BEGIN
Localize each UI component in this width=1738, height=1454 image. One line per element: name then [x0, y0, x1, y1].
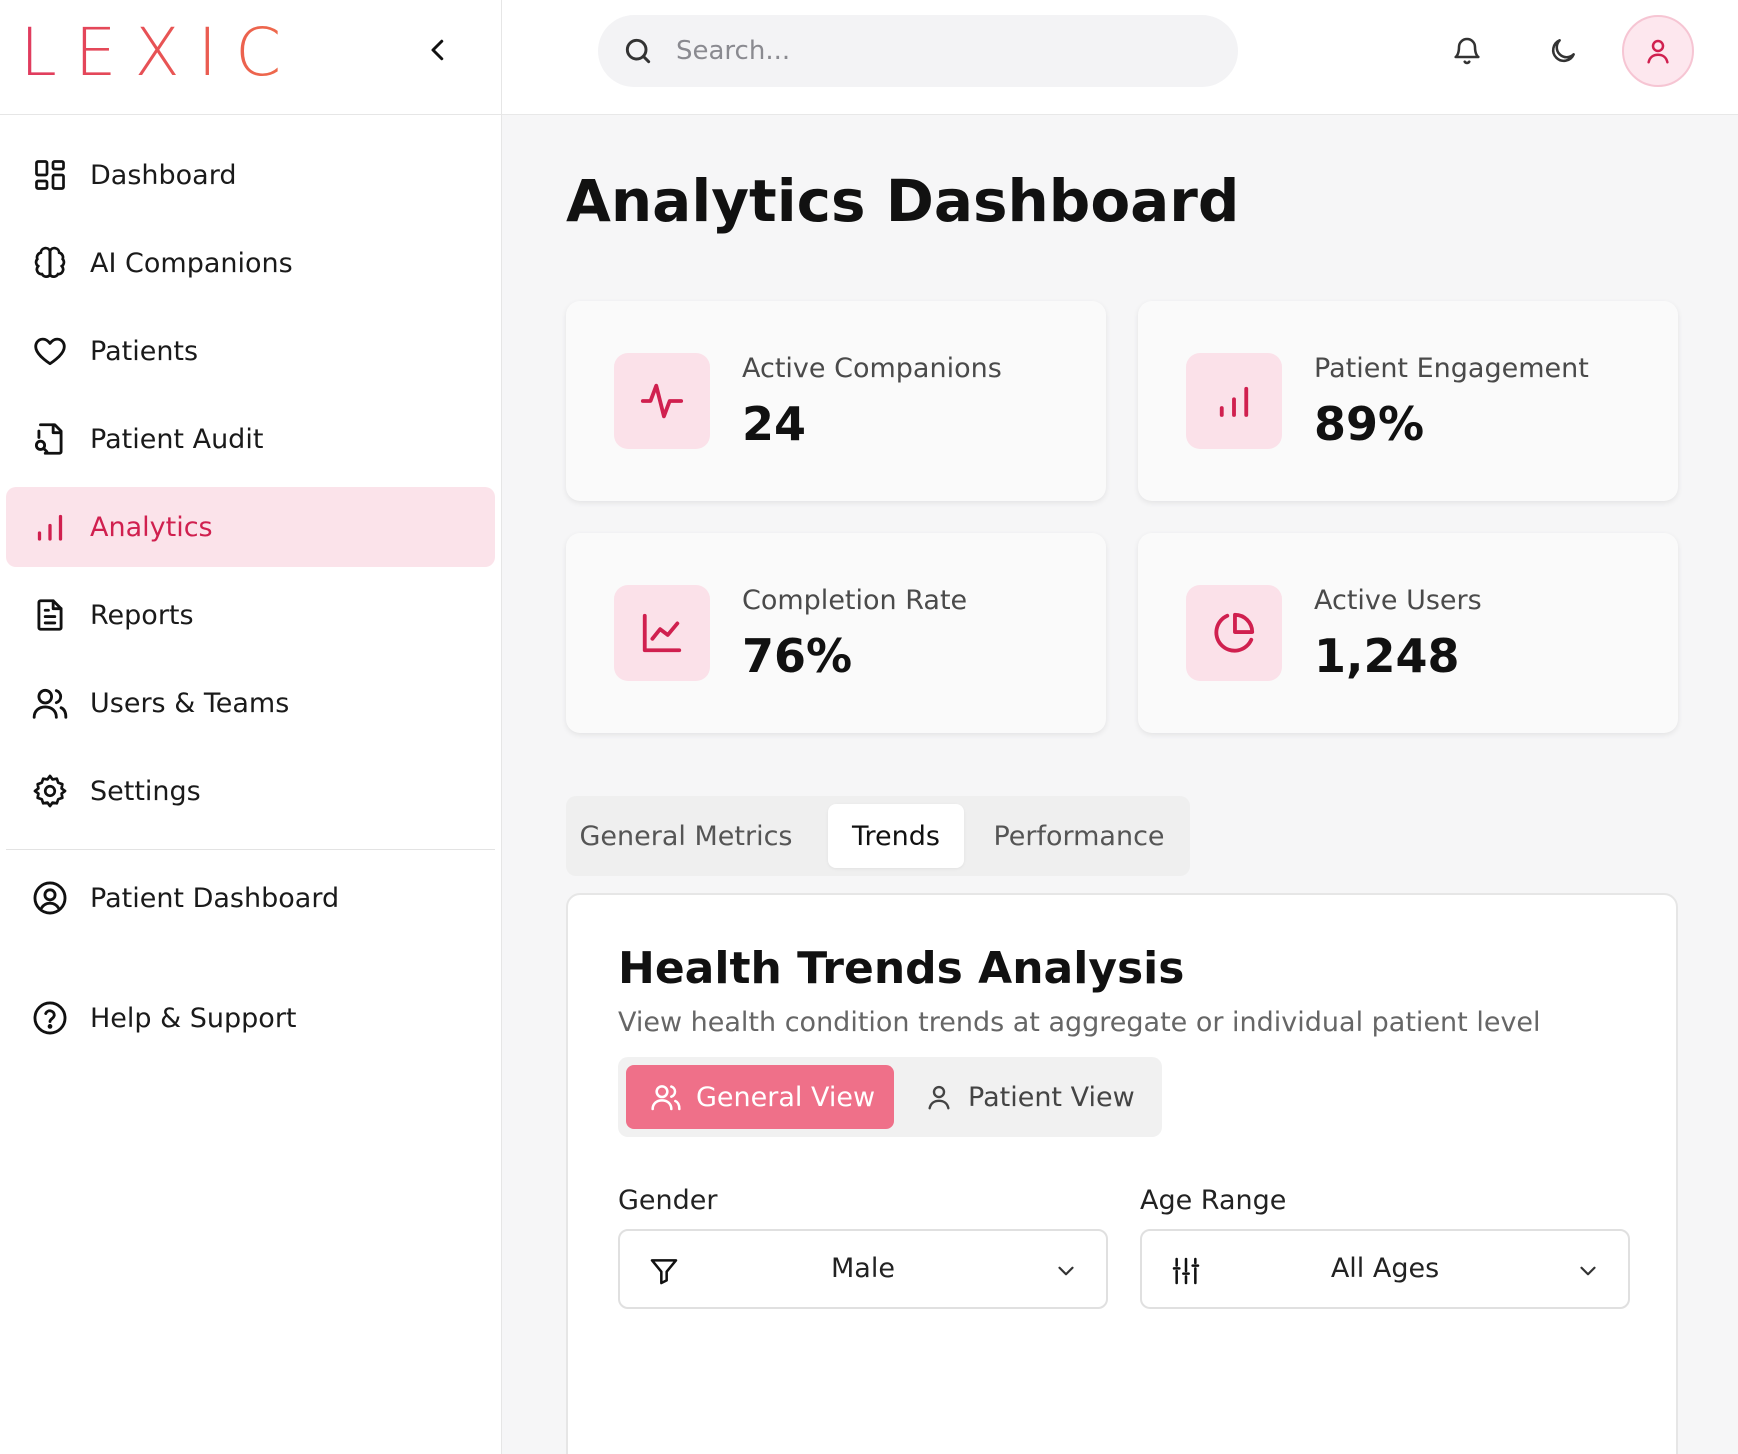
brand-header: LEXIC: [0, 0, 501, 115]
stat-value: 76%: [742, 629, 853, 683]
layout-grid-icon: [30, 155, 70, 195]
sidebar-item-label: Dashboard: [90, 159, 237, 191]
theme-toggle-button[interactable]: [1540, 28, 1586, 74]
logo[interactable]: LEXIC: [20, 14, 300, 91]
sidebar-item-label: Settings: [90, 775, 201, 807]
sidebar-item-label: Reports: [90, 599, 194, 631]
gender-label: Gender: [618, 1185, 718, 1216]
moon-icon: [1551, 39, 1575, 63]
age-range-select[interactable]: All Ages: [1140, 1229, 1630, 1309]
bar-chart-icon: [30, 507, 70, 547]
main-content: Analytics Dashboard Active Companions 24…: [502, 115, 1738, 1454]
sidebar-item-analytics[interactable]: Analytics: [6, 487, 495, 567]
tab-trends[interactable]: Trends: [828, 804, 964, 868]
user-avatar-button[interactable]: [1622, 15, 1694, 87]
search-bar[interactable]: [598, 15, 1238, 87]
patient-view-label: Patient View: [968, 1081, 1135, 1113]
user-icon: [1647, 39, 1669, 64]
file-search-icon: [30, 419, 70, 459]
panel-title: Health Trends Analysis: [618, 943, 1185, 994]
collapse-sidebar-button[interactable]: [420, 32, 456, 68]
brain-icon: [30, 243, 70, 283]
sidebar-item-ai-companions[interactable]: AI Companions: [6, 223, 495, 303]
general-view-label: General View: [696, 1081, 876, 1113]
stat-label: Completion Rate: [742, 585, 968, 616]
age-range-value: All Ages: [1330, 1253, 1440, 1284]
tab-general-metrics[interactable]: General Metrics: [579, 820, 793, 852]
stat-card-active-companions: Active Companions 24: [566, 301, 1106, 501]
sidebar-item-reports[interactable]: Reports: [6, 575, 495, 655]
sidebar-item-patients[interactable]: Patients: [6, 311, 495, 391]
search-input[interactable]: [676, 36, 1196, 66]
activity-icon: [614, 353, 710, 449]
file-text-icon: [30, 595, 70, 635]
stat-card-completion-rate: Completion Rate 76%: [566, 533, 1106, 733]
sidebar-item-label: Users & Teams: [90, 687, 290, 719]
stat-card-patient-engagement: Patient Engagement 89%: [1138, 301, 1678, 501]
sidebar-item-label: Patient Dashboard: [90, 882, 340, 914]
page-title: Analytics Dashboard: [566, 167, 1240, 235]
sidebar-item-help-support[interactable]: Help & Support: [6, 978, 495, 1058]
stat-card-active-users: Active Users 1,248: [1138, 533, 1678, 733]
line-chart-icon: [614, 585, 710, 681]
users-icon: [30, 683, 70, 723]
stat-label: Active Users: [1314, 585, 1482, 616]
search-icon: [625, 38, 651, 64]
stat-label: Patient Engagement: [1314, 353, 1589, 384]
sidebar-item-label: Patients: [90, 335, 199, 367]
sidebar-item-label: AI Companions: [90, 247, 293, 279]
stat-value: 89%: [1314, 397, 1425, 451]
sliders-icon: [1166, 1251, 1206, 1291]
sidebar-item-patient-audit[interactable]: Patient Audit: [6, 399, 495, 479]
chevron-down-icon: [1572, 1255, 1604, 1287]
analytics-tabs: General Metrics Trends Performance: [566, 796, 1190, 876]
users-icon: [650, 1081, 682, 1113]
sidebar-item-label: Patient Audit: [90, 423, 264, 455]
chevron-left-icon: [431, 39, 444, 61]
tab-performance[interactable]: Performance: [993, 820, 1165, 852]
user-icon: [924, 1082, 954, 1112]
topbar: [502, 0, 1738, 115]
age-range-label: Age Range: [1140, 1185, 1287, 1216]
health-trends-panel: Health Trends Analysis View health condi…: [566, 893, 1678, 1454]
sidebar-divider: [6, 849, 495, 850]
sidebar-item-users-teams[interactable]: Users & Teams: [6, 663, 495, 743]
stat-value: 24: [742, 397, 807, 451]
sidebar: LEXIC Dashboard AI Companions Patients: [0, 0, 502, 1454]
sidebar-item-dashboard[interactable]: Dashboard: [6, 135, 495, 215]
chevron-down-icon: [1050, 1255, 1082, 1287]
general-view-button[interactable]: General View: [626, 1065, 894, 1129]
sidebar-nav: Dashboard AI Companions Patients Patient…: [0, 115, 501, 1058]
bell-icon: [1454, 37, 1480, 65]
gear-icon: [30, 771, 70, 811]
sidebar-item-label: Analytics: [90, 511, 213, 543]
stat-label: Active Companions: [742, 353, 1002, 384]
sidebar-item-settings[interactable]: Settings: [6, 751, 495, 831]
bar-chart-icon: [1186, 353, 1282, 449]
filter-icon: [644, 1251, 684, 1291]
sidebar-item-label: Help & Support: [90, 1002, 297, 1034]
stat-value: 1,248: [1314, 629, 1460, 683]
sidebar-item-patient-dashboard[interactable]: Patient Dashboard: [6, 858, 495, 938]
gender-value: Male: [831, 1253, 895, 1284]
notifications-button[interactable]: [1444, 28, 1490, 74]
gender-select[interactable]: Male: [618, 1229, 1108, 1309]
pie-chart-icon: [1186, 585, 1282, 681]
view-toggle: General View Patient View: [618, 1057, 1162, 1137]
panel-subtitle: View health condition trends at aggregat…: [618, 1007, 1541, 1038]
heart-icon: [30, 331, 70, 371]
patient-view-button[interactable]: Patient View: [900, 1065, 1154, 1129]
help-circle-icon: [30, 998, 70, 1038]
user-circle-icon: [30, 878, 70, 918]
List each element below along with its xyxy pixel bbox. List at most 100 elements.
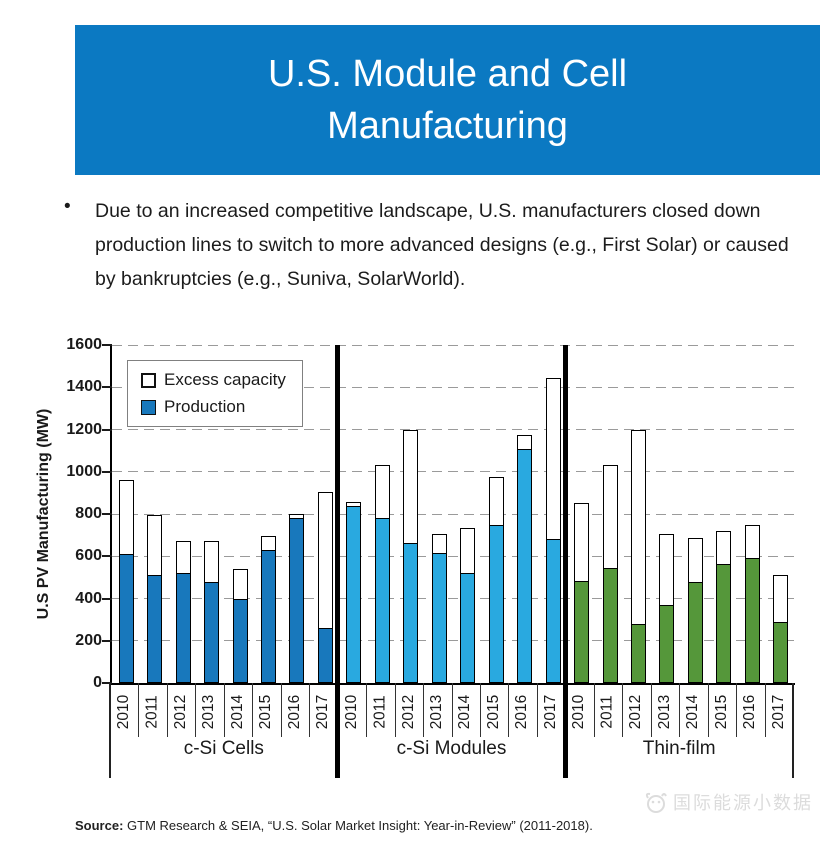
END
→ **Assigned task**
Output the records above exactly, leaving out pictures.

→ **Response to the task**
Localize each UI component in this width=1738, height=1454 image. One line per element: name then [x0, y0, x1, y1].
brand-header: LEXIC: [0, 0, 501, 115]
stat-value: 76%: [742, 629, 853, 683]
layout-grid-icon: [30, 155, 70, 195]
sidebar-item-label: Dashboard: [90, 159, 237, 191]
theme-toggle-button[interactable]: [1540, 28, 1586, 74]
logo[interactable]: LEXIC: [20, 14, 300, 91]
sidebar-item-label: Settings: [90, 775, 201, 807]
sidebar-item-label: Reports: [90, 599, 194, 631]
gender-label: Gender: [618, 1185, 718, 1216]
moon-icon: [1551, 39, 1575, 63]
age-range-select[interactable]: All Ages: [1140, 1229, 1630, 1309]
bar-chart-icon: [30, 507, 70, 547]
main-content: Analytics Dashboard Active Companions 24…: [502, 115, 1738, 1454]
sidebar-item-analytics[interactable]: Analytics: [6, 487, 495, 567]
tab-trends[interactable]: Trends: [828, 804, 964, 868]
user-avatar-button[interactable]: [1622, 15, 1694, 87]
search-bar[interactable]: [598, 15, 1238, 87]
patient-view-label: Patient View: [968, 1081, 1135, 1113]
user-icon: [1647, 39, 1669, 64]
file-search-icon: [30, 419, 70, 459]
panel-title: Health Trends Analysis: [618, 943, 1185, 994]
collapse-sidebar-button[interactable]: [420, 32, 456, 68]
brain-icon: [30, 243, 70, 283]
sidebar-item-ai-companions[interactable]: AI Companions: [6, 223, 495, 303]
general-view-label: General View: [696, 1081, 876, 1113]
stat-label: Completion Rate: [742, 585, 968, 616]
age-range-value: All Ages: [1330, 1253, 1440, 1284]
tab-general-metrics[interactable]: General Metrics: [579, 820, 793, 852]
stat-card-active-companions: Active Companions 24: [566, 301, 1106, 501]
sidebar-item-reports[interactable]: Reports: [6, 575, 495, 655]
sidebar-item-patients[interactable]: Patients: [6, 311, 495, 391]
search-input[interactable]: [676, 36, 1196, 66]
activity-icon: [614, 353, 710, 449]
file-text-icon: [30, 595, 70, 635]
stat-card-completion-rate: Completion Rate 76%: [566, 533, 1106, 733]
sidebar-item-label: Users & Teams: [90, 687, 290, 719]
stat-card-patient-engagement: Patient Engagement 89%: [1138, 301, 1678, 501]
sidebar-item-label: Patient Dashboard: [90, 882, 340, 914]
page-title: Analytics Dashboard: [566, 167, 1240, 235]
sidebar-item-help-support[interactable]: Help & Support: [6, 978, 495, 1058]
stat-card-active-users: Active Users 1,248: [1138, 533, 1678, 733]
line-chart-icon: [614, 585, 710, 681]
users-icon: [30, 683, 70, 723]
stat-label: Active Users: [1314, 585, 1482, 616]
search-icon: [625, 38, 651, 64]
stat-label: Patient Engagement: [1314, 353, 1589, 384]
sidebar-item-label: Patients: [90, 335, 199, 367]
sidebar-item-label: AI Companions: [90, 247, 293, 279]
stat-value: 89%: [1314, 397, 1425, 451]
sliders-icon: [1166, 1251, 1206, 1291]
sidebar-item-patient-audit[interactable]: Patient Audit: [6, 399, 495, 479]
chevron-down-icon: [1572, 1255, 1604, 1287]
analytics-tabs: General Metrics Trends Performance: [566, 796, 1190, 876]
users-icon: [650, 1081, 682, 1113]
sidebar-item-label: Patient Audit: [90, 423, 264, 455]
chevron-left-icon: [431, 39, 444, 61]
tab-performance[interactable]: Performance: [993, 820, 1165, 852]
user-icon: [924, 1082, 954, 1112]
topbar: [502, 0, 1738, 115]
age-range-label: Age Range: [1140, 1185, 1287, 1216]
health-trends-panel: Health Trends Analysis View health condi…: [566, 893, 1678, 1454]
sidebar-divider: [6, 849, 495, 850]
sidebar-item-users-teams[interactable]: Users & Teams: [6, 663, 495, 743]
stat-value: 24: [742, 397, 807, 451]
sidebar: LEXIC Dashboard AI Companions Patients: [0, 0, 502, 1454]
sidebar-item-dashboard[interactable]: Dashboard: [6, 135, 495, 215]
chevron-down-icon: [1050, 1255, 1082, 1287]
general-view-button[interactable]: General View: [626, 1065, 894, 1129]
sidebar-nav: Dashboard AI Companions Patients Patient…: [0, 115, 501, 1058]
bell-icon: [1454, 37, 1480, 65]
gear-icon: [30, 771, 70, 811]
sidebar-item-label: Analytics: [90, 511, 213, 543]
stat-label: Active Companions: [742, 353, 1002, 384]
sidebar-item-settings[interactable]: Settings: [6, 751, 495, 831]
bar-chart-icon: [1186, 353, 1282, 449]
filter-icon: [644, 1251, 684, 1291]
sidebar-item-label: Help & Support: [90, 1002, 297, 1034]
stat-value: 1,248: [1314, 629, 1460, 683]
sidebar-item-patient-dashboard[interactable]: Patient Dashboard: [6, 858, 495, 938]
gender-value: Male: [831, 1253, 895, 1284]
notifications-button[interactable]: [1444, 28, 1490, 74]
gender-select[interactable]: Male: [618, 1229, 1108, 1309]
pie-chart-icon: [1186, 585, 1282, 681]
view-toggle: General View Patient View: [618, 1057, 1162, 1137]
panel-subtitle: View health condition trends at aggregat…: [618, 1007, 1541, 1038]
heart-icon: [30, 331, 70, 371]
patient-view-button[interactable]: Patient View: [900, 1065, 1154, 1129]
help-circle-icon: [30, 998, 70, 1038]
user-circle-icon: [30, 878, 70, 918]
List each element below along with its xyxy pixel bbox. List at most 100 elements.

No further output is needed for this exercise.